* What is needed: Exactly as written, quote every line that follows, skipping the images.

* Items:
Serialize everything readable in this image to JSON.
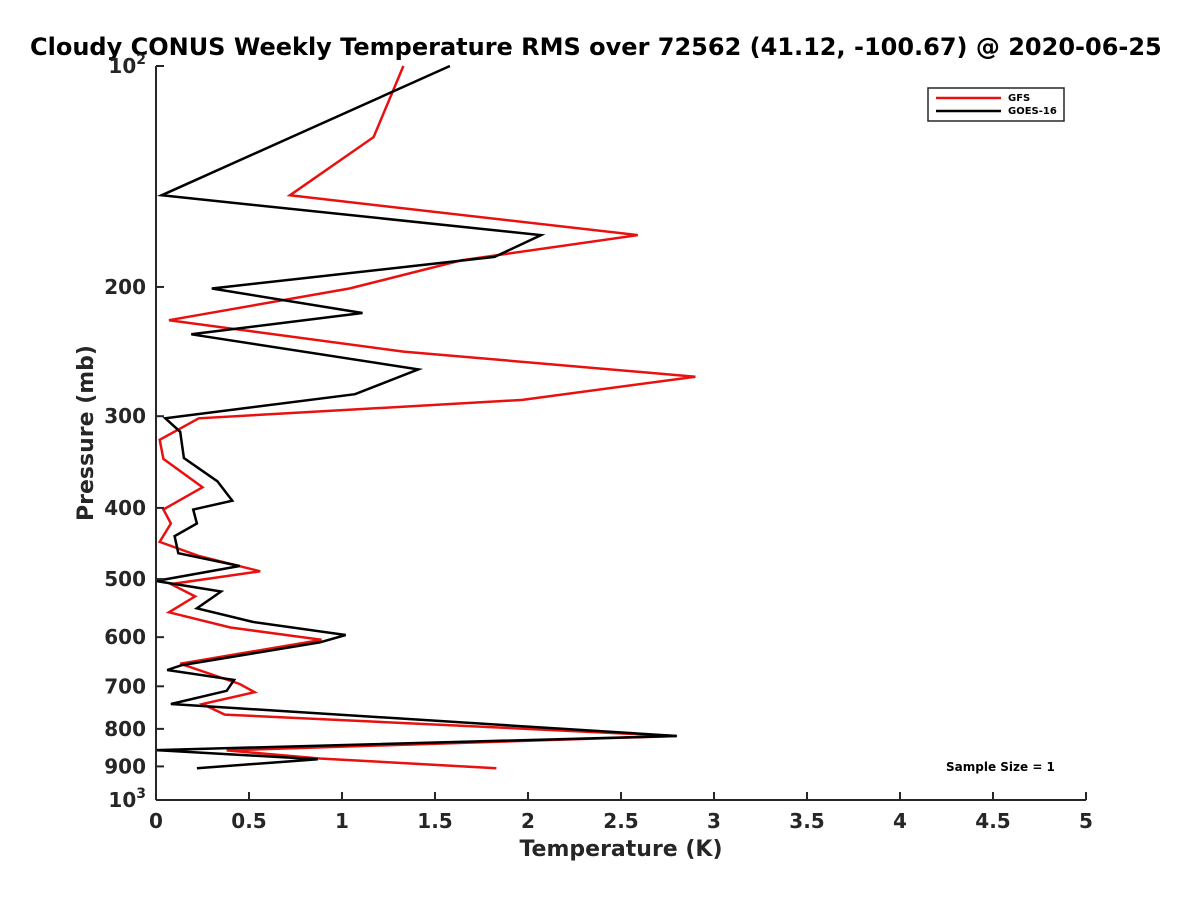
{
  "chart_data": {
    "type": "line",
    "title": "Cloudy CONUS Weekly Temperature RMS over 72562 (41.12, -100.67) @ 2020-06-25",
    "xlabel": "Temperature (K)",
    "ylabel": "Pressure (mb)",
    "xlim": [
      0,
      5
    ],
    "ylim": [
      100,
      1000
    ],
    "y_scale": "log",
    "y_reversed": true,
    "grid": false,
    "legend_position": "top-right",
    "x_ticks": [
      "0",
      "0.5",
      "1",
      "1.5",
      "2",
      "2.5",
      "3",
      "3.5",
      "4",
      "4.5",
      "5"
    ],
    "y_ticks": [
      {
        "base": "10",
        "exp": "2",
        "value": 100
      },
      {
        "label": "200",
        "value": 200
      },
      {
        "label": "300",
        "value": 300
      },
      {
        "label": "400",
        "value": 400
      },
      {
        "label": "500",
        "value": 500
      },
      {
        "label": "600",
        "value": 600
      },
      {
        "label": "700",
        "value": 700
      },
      {
        "label": "800",
        "value": 800
      },
      {
        "label": "900",
        "value": 900
      },
      {
        "base": "10",
        "exp": "3",
        "value": 1000
      }
    ],
    "annotation": "Sample Size = 1",
    "series": [
      {
        "name": "GFS",
        "color": "#e8110f",
        "points": [
          [
            1.33,
            100
          ],
          [
            1.17,
            125
          ],
          [
            0.72,
            150
          ],
          [
            2.59,
            170
          ],
          [
            1.64,
            184
          ],
          [
            1.04,
            201
          ],
          [
            0.07,
            222
          ],
          [
            1.33,
            245
          ],
          [
            2.9,
            265
          ],
          [
            1.97,
            285
          ],
          [
            0.23,
            302
          ],
          [
            0.02,
            323
          ],
          [
            0.04,
            343
          ],
          [
            0.25,
            375
          ],
          [
            0.04,
            402
          ],
          [
            0.08,
            420
          ],
          [
            0.02,
            445
          ],
          [
            0.23,
            465
          ],
          [
            0.56,
            488
          ],
          [
            0.08,
            508
          ],
          [
            0.21,
            528
          ],
          [
            0.07,
            555
          ],
          [
            0.4,
            582
          ],
          [
            0.89,
            605
          ],
          [
            0.13,
            652
          ],
          [
            0.45,
            695
          ],
          [
            0.53,
            713
          ],
          [
            0.25,
            740
          ],
          [
            0.37,
            765
          ],
          [
            2.8,
            818
          ],
          [
            0.38,
            856
          ],
          [
            0.88,
            878
          ],
          [
            1.83,
            905
          ]
        ]
      },
      {
        "name": "GOES-16",
        "color": "#000000",
        "points": [
          [
            1.58,
            100
          ],
          [
            0.03,
            150
          ],
          [
            2.07,
            170
          ],
          [
            1.82,
            182
          ],
          [
            0.3,
            201
          ],
          [
            1.11,
            217
          ],
          [
            0.19,
            232
          ],
          [
            1.41,
            259
          ],
          [
            1.07,
            280
          ],
          [
            0.05,
            302
          ],
          [
            0.13,
            315
          ],
          [
            0.15,
            342
          ],
          [
            0.33,
            368
          ],
          [
            0.41,
            391
          ],
          [
            0.2,
            402
          ],
          [
            0.22,
            420
          ],
          [
            0.1,
            437
          ],
          [
            0.12,
            461
          ],
          [
            0.45,
            480
          ],
          [
            0.0,
            503
          ],
          [
            0.35,
            520
          ],
          [
            0.22,
            548
          ],
          [
            0.52,
            572
          ],
          [
            1.02,
            596
          ],
          [
            0.88,
            610
          ],
          [
            0.14,
            655
          ],
          [
            0.06,
            665
          ],
          [
            0.42,
            686
          ],
          [
            0.38,
            710
          ],
          [
            0.08,
            740
          ],
          [
            2.8,
            818
          ],
          [
            0.0,
            855
          ],
          [
            0.87,
            880
          ],
          [
            0.22,
            905
          ]
        ]
      }
    ]
  }
}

* Written solution:
Serialize everything readable in this image to JSON.
{
  "chart_data": {
    "type": "line",
    "title": "Cloudy CONUS Weekly Temperature RMS over 72562 (41.12, -100.67) @ 2020-06-25",
    "xlabel": "Temperature (K)",
    "ylabel": "Pressure (mb)",
    "xlim": [
      0,
      5
    ],
    "ylim": [
      100,
      1000
    ],
    "y_scale": "log",
    "y_reversed": true,
    "grid": false,
    "legend_position": "top-right",
    "x_ticks": [
      "0",
      "0.5",
      "1",
      "1.5",
      "2",
      "2.5",
      "3",
      "3.5",
      "4",
      "4.5",
      "5"
    ],
    "y_ticks": [
      {
        "base": "10",
        "exp": "2",
        "value": 100
      },
      {
        "label": "200",
        "value": 200
      },
      {
        "label": "300",
        "value": 300
      },
      {
        "label": "400",
        "value": 400
      },
      {
        "label": "500",
        "value": 500
      },
      {
        "label": "600",
        "value": 600
      },
      {
        "label": "700",
        "value": 700
      },
      {
        "label": "800",
        "value": 800
      },
      {
        "label": "900",
        "value": 900
      },
      {
        "base": "10",
        "exp": "3",
        "value": 1000
      }
    ],
    "annotation": "Sample Size = 1",
    "series": [
      {
        "name": "GFS",
        "color": "#e8110f",
        "points": [
          [
            1.33,
            100
          ],
          [
            1.17,
            125
          ],
          [
            0.72,
            150
          ],
          [
            2.59,
            170
          ],
          [
            1.64,
            184
          ],
          [
            1.04,
            201
          ],
          [
            0.07,
            222
          ],
          [
            1.33,
            245
          ],
          [
            2.9,
            265
          ],
          [
            1.97,
            285
          ],
          [
            0.23,
            302
          ],
          [
            0.02,
            323
          ],
          [
            0.04,
            343
          ],
          [
            0.25,
            375
          ],
          [
            0.04,
            402
          ],
          [
            0.08,
            420
          ],
          [
            0.02,
            445
          ],
          [
            0.23,
            465
          ],
          [
            0.56,
            488
          ],
          [
            0.08,
            508
          ],
          [
            0.21,
            528
          ],
          [
            0.07,
            555
          ],
          [
            0.4,
            582
          ],
          [
            0.89,
            605
          ],
          [
            0.13,
            652
          ],
          [
            0.45,
            695
          ],
          [
            0.53,
            713
          ],
          [
            0.25,
            740
          ],
          [
            0.37,
            765
          ],
          [
            2.8,
            818
          ],
          [
            0.38,
            856
          ],
          [
            0.88,
            878
          ],
          [
            1.83,
            905
          ]
        ]
      },
      {
        "name": "GOES-16",
        "color": "#000000",
        "points": [
          [
            1.58,
            100
          ],
          [
            0.03,
            150
          ],
          [
            2.07,
            170
          ],
          [
            1.82,
            182
          ],
          [
            0.3,
            201
          ],
          [
            1.11,
            217
          ],
          [
            0.19,
            232
          ],
          [
            1.41,
            259
          ],
          [
            1.07,
            280
          ],
          [
            0.05,
            302
          ],
          [
            0.13,
            315
          ],
          [
            0.15,
            342
          ],
          [
            0.33,
            368
          ],
          [
            0.41,
            391
          ],
          [
            0.2,
            402
          ],
          [
            0.22,
            420
          ],
          [
            0.1,
            437
          ],
          [
            0.12,
            461
          ],
          [
            0.45,
            480
          ],
          [
            0.0,
            503
          ],
          [
            0.35,
            520
          ],
          [
            0.22,
            548
          ],
          [
            0.52,
            572
          ],
          [
            1.02,
            596
          ],
          [
            0.88,
            610
          ],
          [
            0.14,
            655
          ],
          [
            0.06,
            665
          ],
          [
            0.42,
            686
          ],
          [
            0.38,
            710
          ],
          [
            0.08,
            740
          ],
          [
            2.8,
            818
          ],
          [
            0.0,
            855
          ],
          [
            0.87,
            880
          ],
          [
            0.22,
            905
          ]
        ]
      }
    ]
  }
}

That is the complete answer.